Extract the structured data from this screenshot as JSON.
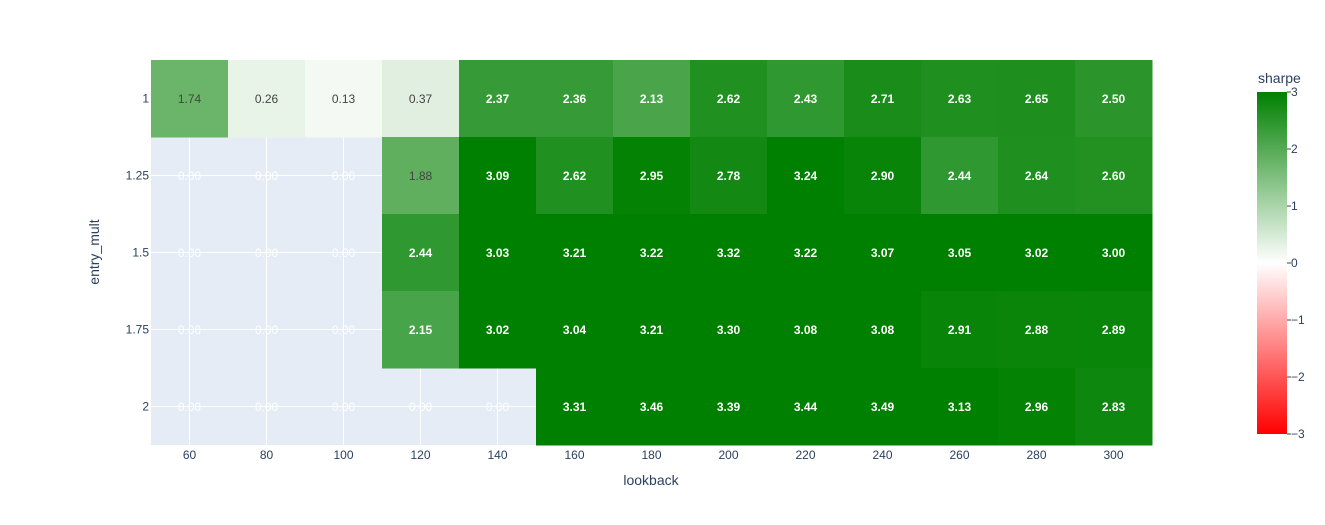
{
  "chart_data": {
    "type": "heatmap",
    "xlabel": "lookback",
    "ylabel": "entry_mult",
    "x": [
      "60",
      "80",
      "100",
      "120",
      "140",
      "160",
      "180",
      "200",
      "220",
      "240",
      "260",
      "280",
      "300"
    ],
    "y": [
      "1",
      "1.25",
      "1.5",
      "1.75",
      "2"
    ],
    "z": [
      [
        1.74,
        0.26,
        0.13,
        0.37,
        2.37,
        2.36,
        2.13,
        2.62,
        2.43,
        2.71,
        2.63,
        2.65,
        2.5
      ],
      [
        null,
        null,
        null,
        1.88,
        3.09,
        2.62,
        2.95,
        2.78,
        3.24,
        2.9,
        2.44,
        2.64,
        2.6
      ],
      [
        null,
        null,
        null,
        2.44,
        3.03,
        3.21,
        3.22,
        3.32,
        3.22,
        3.07,
        3.05,
        3.02,
        3.0
      ],
      [
        null,
        null,
        null,
        2.15,
        3.02,
        3.04,
        3.21,
        3.3,
        3.08,
        3.08,
        2.91,
        2.88,
        2.89
      ],
      [
        null,
        null,
        null,
        null,
        null,
        3.31,
        3.46,
        3.39,
        3.44,
        3.49,
        3.13,
        2.96,
        2.83
      ]
    ],
    "text": [
      [
        "1.74",
        "0.26",
        "0.13",
        "0.37",
        "2.37",
        "2.36",
        "2.13",
        "2.62",
        "2.43",
        "2.71",
        "2.63",
        "2.65",
        "2.50"
      ],
      [
        "0.00",
        "0.00",
        "0.00",
        "1.88",
        "3.09",
        "2.62",
        "2.95",
        "2.78",
        "3.24",
        "2.90",
        "2.44",
        "2.64",
        "2.60"
      ],
      [
        "0.00",
        "0.00",
        "0.00",
        "2.44",
        "3.03",
        "3.21",
        "3.22",
        "3.32",
        "3.22",
        "3.07",
        "3.05",
        "3.02",
        "3.00"
      ],
      [
        "0.00",
        "0.00",
        "0.00",
        "2.15",
        "3.02",
        "3.04",
        "3.21",
        "3.30",
        "3.08",
        "3.08",
        "2.91",
        "2.88",
        "2.89"
      ],
      [
        "0.00",
        "0.00",
        "0.00",
        "0.00",
        "0.00",
        "3.31",
        "3.46",
        "3.39",
        "3.44",
        "3.49",
        "3.13",
        "2.96",
        "2.83"
      ]
    ],
    "colorbar": {
      "title": "sharpe",
      "range": [
        -3,
        3
      ],
      "ticks": [
        "3",
        "2",
        "1",
        "0",
        "−1",
        "−2",
        "−3"
      ],
      "tick_values": [
        3,
        2,
        1,
        0,
        -1,
        -2,
        -3
      ],
      "colorscale": [
        [
          0,
          "#ff0000"
        ],
        [
          0.5,
          "#ffffff"
        ],
        [
          1,
          "#008000"
        ]
      ]
    },
    "plot_background": "#e5ecf6",
    "grid": true
  }
}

• • • • •

## Problem description
Quote the preceding records in their entirety, excluding every picture.

## Answer to the exercise
Extract the structured data from this screenshot as JSON.
{
  "chart_data": {
    "type": "heatmap",
    "xlabel": "lookback",
    "ylabel": "entry_mult",
    "x": [
      "60",
      "80",
      "100",
      "120",
      "140",
      "160",
      "180",
      "200",
      "220",
      "240",
      "260",
      "280",
      "300"
    ],
    "y": [
      "1",
      "1.25",
      "1.5",
      "1.75",
      "2"
    ],
    "z": [
      [
        1.74,
        0.26,
        0.13,
        0.37,
        2.37,
        2.36,
        2.13,
        2.62,
        2.43,
        2.71,
        2.63,
        2.65,
        2.5
      ],
      [
        null,
        null,
        null,
        1.88,
        3.09,
        2.62,
        2.95,
        2.78,
        3.24,
        2.9,
        2.44,
        2.64,
        2.6
      ],
      [
        null,
        null,
        null,
        2.44,
        3.03,
        3.21,
        3.22,
        3.32,
        3.22,
        3.07,
        3.05,
        3.02,
        3.0
      ],
      [
        null,
        null,
        null,
        2.15,
        3.02,
        3.04,
        3.21,
        3.3,
        3.08,
        3.08,
        2.91,
        2.88,
        2.89
      ],
      [
        null,
        null,
        null,
        null,
        null,
        3.31,
        3.46,
        3.39,
        3.44,
        3.49,
        3.13,
        2.96,
        2.83
      ]
    ],
    "text": [
      [
        "1.74",
        "0.26",
        "0.13",
        "0.37",
        "2.37",
        "2.36",
        "2.13",
        "2.62",
        "2.43",
        "2.71",
        "2.63",
        "2.65",
        "2.50"
      ],
      [
        "0.00",
        "0.00",
        "0.00",
        "1.88",
        "3.09",
        "2.62",
        "2.95",
        "2.78",
        "3.24",
        "2.90",
        "2.44",
        "2.64",
        "2.60"
      ],
      [
        "0.00",
        "0.00",
        "0.00",
        "2.44",
        "3.03",
        "3.21",
        "3.22",
        "3.32",
        "3.22",
        "3.07",
        "3.05",
        "3.02",
        "3.00"
      ],
      [
        "0.00",
        "0.00",
        "0.00",
        "2.15",
        "3.02",
        "3.04",
        "3.21",
        "3.30",
        "3.08",
        "3.08",
        "2.91",
        "2.88",
        "2.89"
      ],
      [
        "0.00",
        "0.00",
        "0.00",
        "0.00",
        "0.00",
        "3.31",
        "3.46",
        "3.39",
        "3.44",
        "3.49",
        "3.13",
        "2.96",
        "2.83"
      ]
    ],
    "colorbar": {
      "title": "sharpe",
      "range": [
        -3,
        3
      ],
      "ticks": [
        "3",
        "2",
        "1",
        "0",
        "−1",
        "−2",
        "−3"
      ],
      "tick_values": [
        3,
        2,
        1,
        0,
        -1,
        -2,
        -3
      ],
      "colorscale": [
        [
          0,
          "#ff0000"
        ],
        [
          0.5,
          "#ffffff"
        ],
        [
          1,
          "#008000"
        ]
      ]
    },
    "plot_background": "#e5ecf6",
    "grid": true
  }
}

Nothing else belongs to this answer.